Scan the entries below and extract each line with the word "this" in it.
============================================================
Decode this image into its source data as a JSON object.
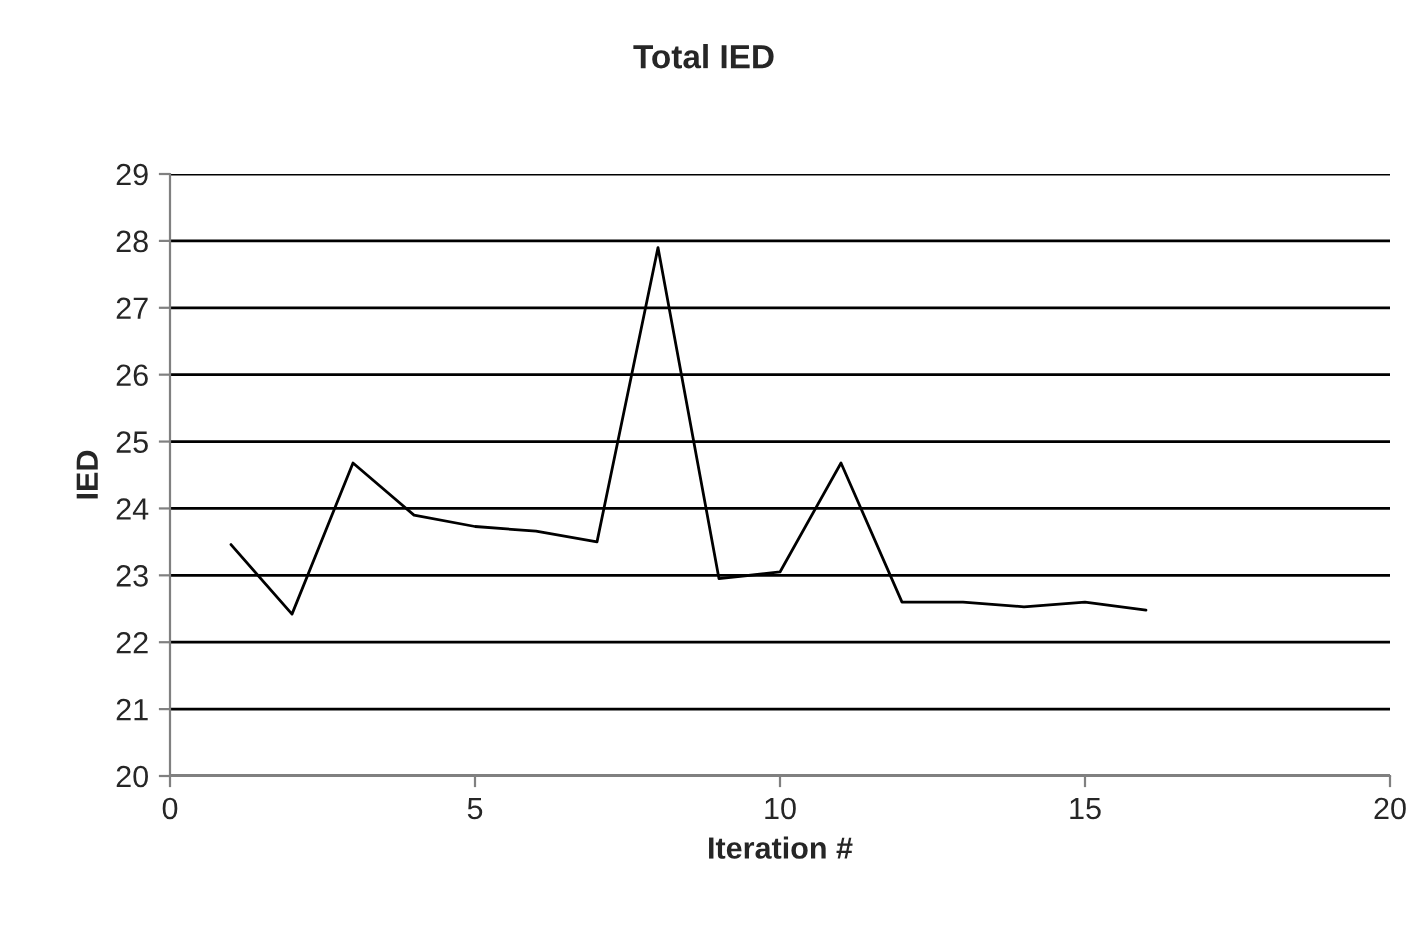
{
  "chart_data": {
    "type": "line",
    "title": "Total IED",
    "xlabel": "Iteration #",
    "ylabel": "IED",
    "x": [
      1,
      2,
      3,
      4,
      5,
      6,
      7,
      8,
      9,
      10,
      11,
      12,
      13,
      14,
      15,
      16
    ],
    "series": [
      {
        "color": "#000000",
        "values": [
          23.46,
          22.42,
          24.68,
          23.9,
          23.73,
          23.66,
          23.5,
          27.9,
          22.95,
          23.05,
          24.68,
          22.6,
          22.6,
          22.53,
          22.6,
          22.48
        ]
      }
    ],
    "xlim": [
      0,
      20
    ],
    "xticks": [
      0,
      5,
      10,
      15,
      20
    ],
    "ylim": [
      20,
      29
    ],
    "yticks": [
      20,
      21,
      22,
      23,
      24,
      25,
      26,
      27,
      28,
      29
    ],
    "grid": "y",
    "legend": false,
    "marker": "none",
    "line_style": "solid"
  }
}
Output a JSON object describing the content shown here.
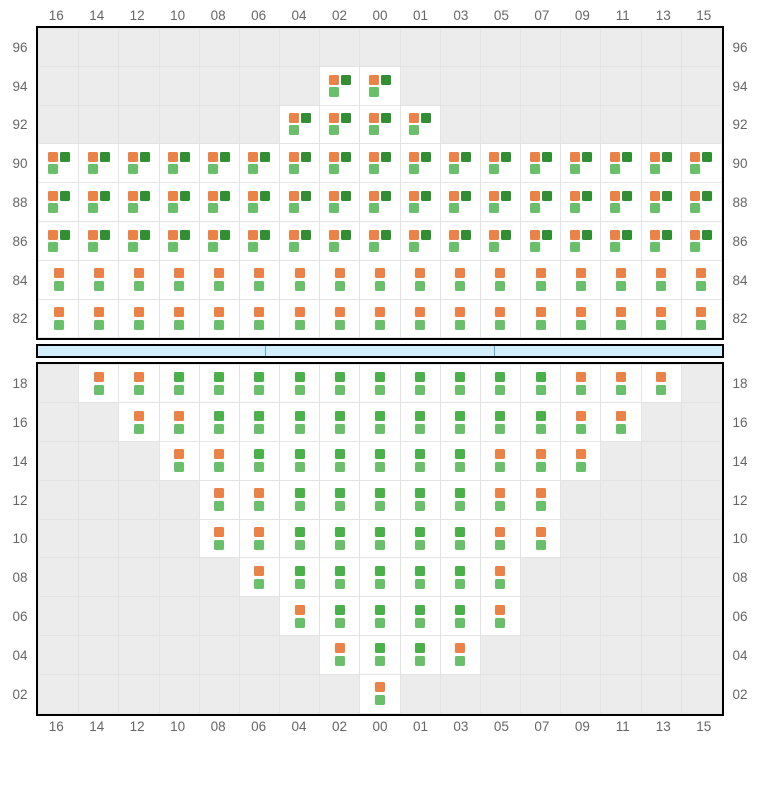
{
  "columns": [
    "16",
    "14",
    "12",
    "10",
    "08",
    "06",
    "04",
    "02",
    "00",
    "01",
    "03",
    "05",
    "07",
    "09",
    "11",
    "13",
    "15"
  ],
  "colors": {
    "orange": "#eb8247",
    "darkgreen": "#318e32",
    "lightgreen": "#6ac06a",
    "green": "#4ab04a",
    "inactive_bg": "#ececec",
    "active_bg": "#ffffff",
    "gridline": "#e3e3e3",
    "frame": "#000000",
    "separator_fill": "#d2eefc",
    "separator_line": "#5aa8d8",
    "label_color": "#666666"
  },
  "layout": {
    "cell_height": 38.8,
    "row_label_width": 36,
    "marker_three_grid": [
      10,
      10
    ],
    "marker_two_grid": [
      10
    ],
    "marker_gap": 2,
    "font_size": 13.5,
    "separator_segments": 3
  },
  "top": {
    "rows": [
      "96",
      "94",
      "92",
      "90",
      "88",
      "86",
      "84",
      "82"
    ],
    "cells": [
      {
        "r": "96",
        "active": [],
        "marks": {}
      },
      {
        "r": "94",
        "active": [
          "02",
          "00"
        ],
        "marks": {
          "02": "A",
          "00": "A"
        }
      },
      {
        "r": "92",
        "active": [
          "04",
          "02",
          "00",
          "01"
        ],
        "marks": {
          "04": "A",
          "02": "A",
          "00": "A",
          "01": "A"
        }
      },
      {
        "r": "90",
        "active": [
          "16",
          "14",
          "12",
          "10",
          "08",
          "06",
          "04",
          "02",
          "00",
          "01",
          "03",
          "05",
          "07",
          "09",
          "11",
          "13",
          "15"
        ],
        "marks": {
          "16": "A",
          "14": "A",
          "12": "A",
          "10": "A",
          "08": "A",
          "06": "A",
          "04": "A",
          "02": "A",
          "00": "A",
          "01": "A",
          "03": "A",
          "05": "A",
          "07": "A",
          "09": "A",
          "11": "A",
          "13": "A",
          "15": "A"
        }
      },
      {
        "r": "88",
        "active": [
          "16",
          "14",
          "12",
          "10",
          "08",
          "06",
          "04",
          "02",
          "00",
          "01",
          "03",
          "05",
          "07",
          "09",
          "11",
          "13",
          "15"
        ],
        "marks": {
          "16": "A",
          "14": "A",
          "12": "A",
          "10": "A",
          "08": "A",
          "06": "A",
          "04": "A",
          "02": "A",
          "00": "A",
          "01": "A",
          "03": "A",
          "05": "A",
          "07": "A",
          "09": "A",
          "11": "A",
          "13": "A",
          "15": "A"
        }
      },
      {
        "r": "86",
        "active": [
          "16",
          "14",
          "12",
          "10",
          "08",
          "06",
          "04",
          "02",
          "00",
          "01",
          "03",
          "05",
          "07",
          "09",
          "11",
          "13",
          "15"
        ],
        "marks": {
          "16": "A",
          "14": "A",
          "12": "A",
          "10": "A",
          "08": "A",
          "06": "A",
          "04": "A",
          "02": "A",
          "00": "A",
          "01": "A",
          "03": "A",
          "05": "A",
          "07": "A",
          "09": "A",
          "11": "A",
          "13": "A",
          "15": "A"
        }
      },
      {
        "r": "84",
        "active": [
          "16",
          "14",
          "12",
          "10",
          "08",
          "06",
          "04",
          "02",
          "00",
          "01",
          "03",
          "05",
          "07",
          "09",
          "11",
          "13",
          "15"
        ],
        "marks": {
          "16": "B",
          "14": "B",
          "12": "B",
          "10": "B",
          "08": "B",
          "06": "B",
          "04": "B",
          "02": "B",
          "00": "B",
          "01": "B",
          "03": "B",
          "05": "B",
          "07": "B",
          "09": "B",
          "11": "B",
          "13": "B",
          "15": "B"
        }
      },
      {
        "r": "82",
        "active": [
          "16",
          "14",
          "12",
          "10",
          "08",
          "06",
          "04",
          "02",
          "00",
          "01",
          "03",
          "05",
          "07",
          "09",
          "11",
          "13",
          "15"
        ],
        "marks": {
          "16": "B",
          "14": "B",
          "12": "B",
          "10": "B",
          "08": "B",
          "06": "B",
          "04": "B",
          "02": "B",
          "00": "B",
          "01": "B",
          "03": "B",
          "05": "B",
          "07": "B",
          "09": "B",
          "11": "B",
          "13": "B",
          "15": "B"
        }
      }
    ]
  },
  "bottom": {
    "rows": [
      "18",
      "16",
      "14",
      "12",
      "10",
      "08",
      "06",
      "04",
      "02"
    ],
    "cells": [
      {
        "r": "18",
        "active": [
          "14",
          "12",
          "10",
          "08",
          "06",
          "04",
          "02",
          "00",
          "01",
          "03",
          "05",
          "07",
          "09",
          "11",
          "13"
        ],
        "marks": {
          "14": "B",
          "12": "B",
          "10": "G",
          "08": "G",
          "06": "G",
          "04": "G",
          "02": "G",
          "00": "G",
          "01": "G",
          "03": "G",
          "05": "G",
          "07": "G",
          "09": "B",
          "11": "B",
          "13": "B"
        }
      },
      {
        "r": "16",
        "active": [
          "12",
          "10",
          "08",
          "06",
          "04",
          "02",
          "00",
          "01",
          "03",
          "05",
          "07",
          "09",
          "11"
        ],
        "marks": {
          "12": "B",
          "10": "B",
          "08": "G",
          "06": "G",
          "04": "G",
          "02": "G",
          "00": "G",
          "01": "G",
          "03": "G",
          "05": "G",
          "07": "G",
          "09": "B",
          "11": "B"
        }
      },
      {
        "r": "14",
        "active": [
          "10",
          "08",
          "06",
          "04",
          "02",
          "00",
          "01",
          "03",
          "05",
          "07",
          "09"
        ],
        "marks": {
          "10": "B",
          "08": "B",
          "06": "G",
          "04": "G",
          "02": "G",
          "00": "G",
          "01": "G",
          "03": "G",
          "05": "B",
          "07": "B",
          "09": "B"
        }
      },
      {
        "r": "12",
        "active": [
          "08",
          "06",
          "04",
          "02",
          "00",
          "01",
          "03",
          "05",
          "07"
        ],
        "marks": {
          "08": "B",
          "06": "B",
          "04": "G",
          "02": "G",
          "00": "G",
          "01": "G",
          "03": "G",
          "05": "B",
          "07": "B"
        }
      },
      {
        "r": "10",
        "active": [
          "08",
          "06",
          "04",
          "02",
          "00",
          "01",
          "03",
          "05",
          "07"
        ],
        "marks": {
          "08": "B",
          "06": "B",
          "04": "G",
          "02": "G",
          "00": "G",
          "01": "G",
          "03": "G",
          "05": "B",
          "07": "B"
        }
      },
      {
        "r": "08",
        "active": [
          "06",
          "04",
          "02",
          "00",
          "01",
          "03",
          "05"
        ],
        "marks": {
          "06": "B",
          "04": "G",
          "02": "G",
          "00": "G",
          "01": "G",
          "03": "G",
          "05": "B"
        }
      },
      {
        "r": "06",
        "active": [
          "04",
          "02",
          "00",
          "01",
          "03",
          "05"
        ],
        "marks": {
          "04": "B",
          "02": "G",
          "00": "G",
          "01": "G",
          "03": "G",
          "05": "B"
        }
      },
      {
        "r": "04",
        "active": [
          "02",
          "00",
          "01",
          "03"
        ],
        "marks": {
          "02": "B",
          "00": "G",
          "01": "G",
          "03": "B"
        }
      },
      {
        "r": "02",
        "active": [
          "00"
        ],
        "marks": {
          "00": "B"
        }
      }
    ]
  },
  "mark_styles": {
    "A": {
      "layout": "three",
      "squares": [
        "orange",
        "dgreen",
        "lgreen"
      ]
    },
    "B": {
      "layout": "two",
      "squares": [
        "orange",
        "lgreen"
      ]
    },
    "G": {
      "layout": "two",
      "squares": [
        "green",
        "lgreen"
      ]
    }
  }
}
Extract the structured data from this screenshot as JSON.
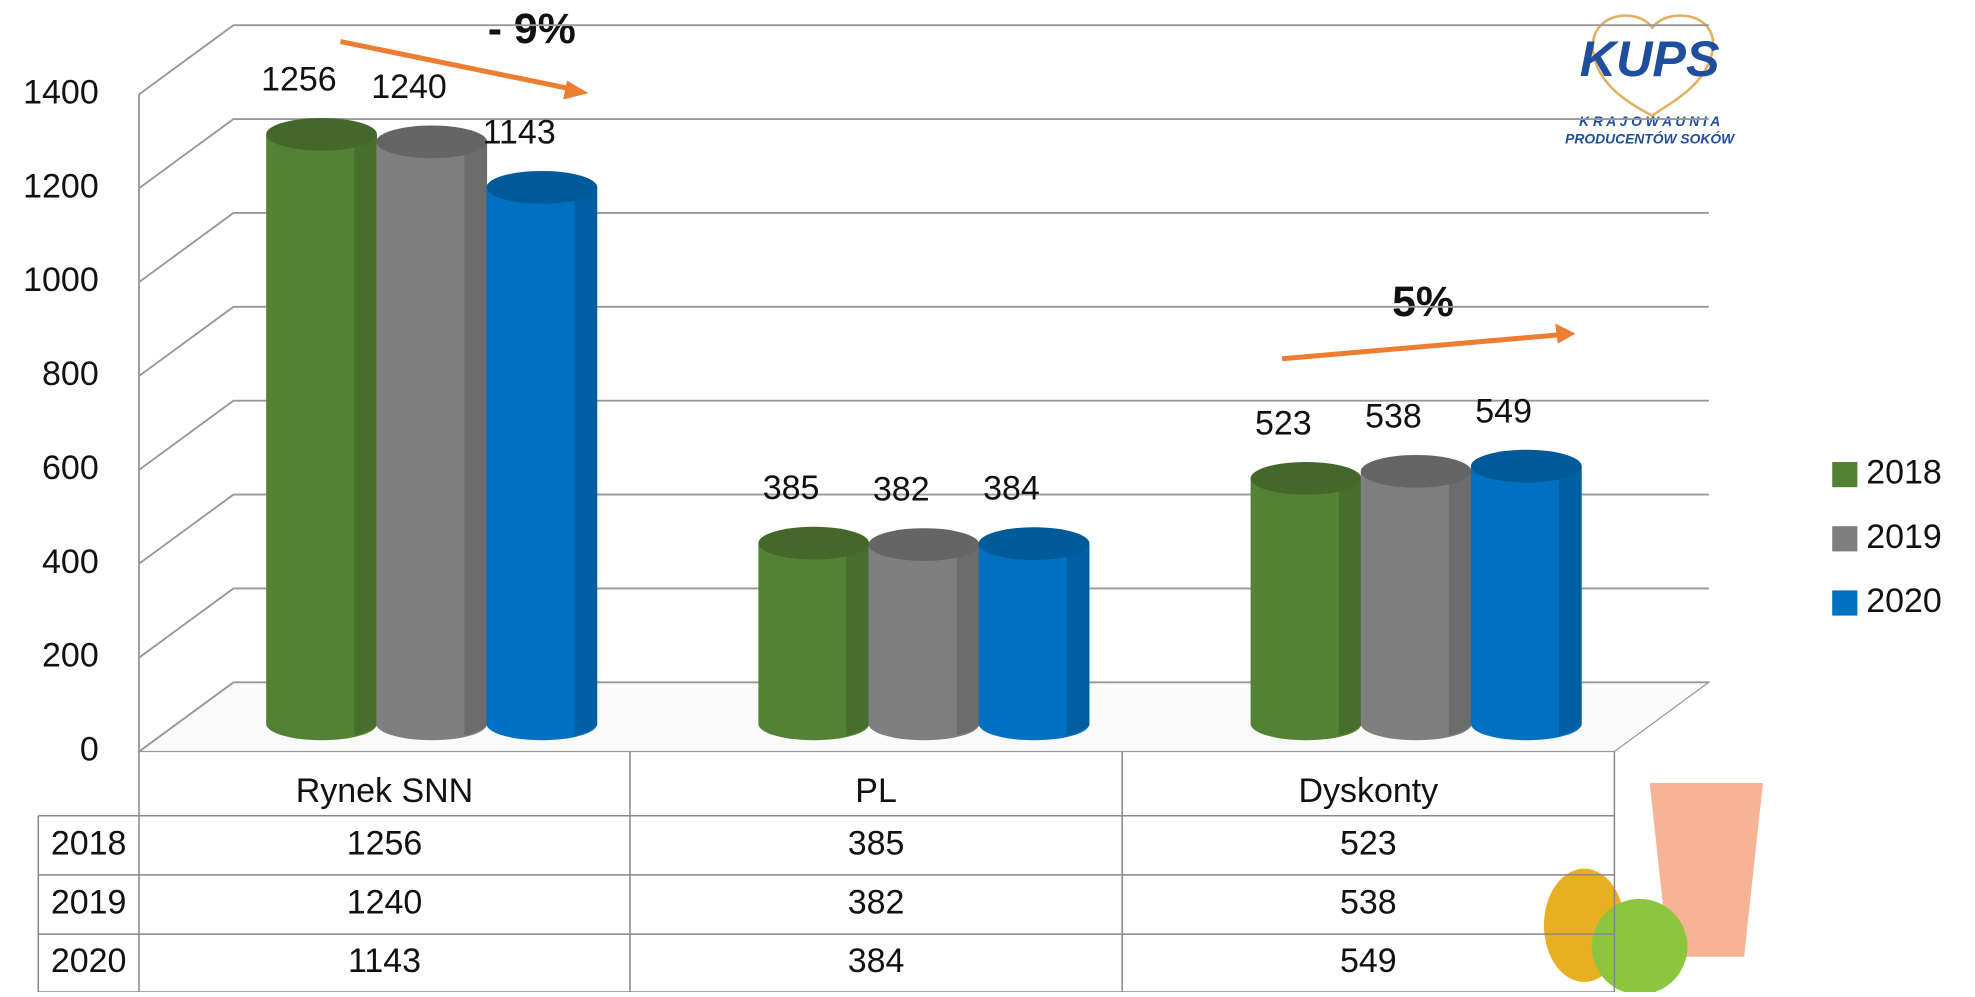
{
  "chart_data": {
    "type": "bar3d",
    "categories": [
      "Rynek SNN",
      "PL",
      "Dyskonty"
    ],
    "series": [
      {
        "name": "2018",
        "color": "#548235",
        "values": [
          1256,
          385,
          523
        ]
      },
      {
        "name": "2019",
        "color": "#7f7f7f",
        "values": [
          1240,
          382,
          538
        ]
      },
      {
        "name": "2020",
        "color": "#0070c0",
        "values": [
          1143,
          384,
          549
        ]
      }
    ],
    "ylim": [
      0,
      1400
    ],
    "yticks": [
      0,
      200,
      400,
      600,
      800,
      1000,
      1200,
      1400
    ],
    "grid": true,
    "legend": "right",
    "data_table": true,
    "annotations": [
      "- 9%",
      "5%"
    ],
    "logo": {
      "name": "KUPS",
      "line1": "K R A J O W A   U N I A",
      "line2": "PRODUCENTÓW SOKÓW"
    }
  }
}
============================================================
» **Correct response**
Decode this image into its source data as a JSON object.
Extract the structured data from this screenshot as JSON.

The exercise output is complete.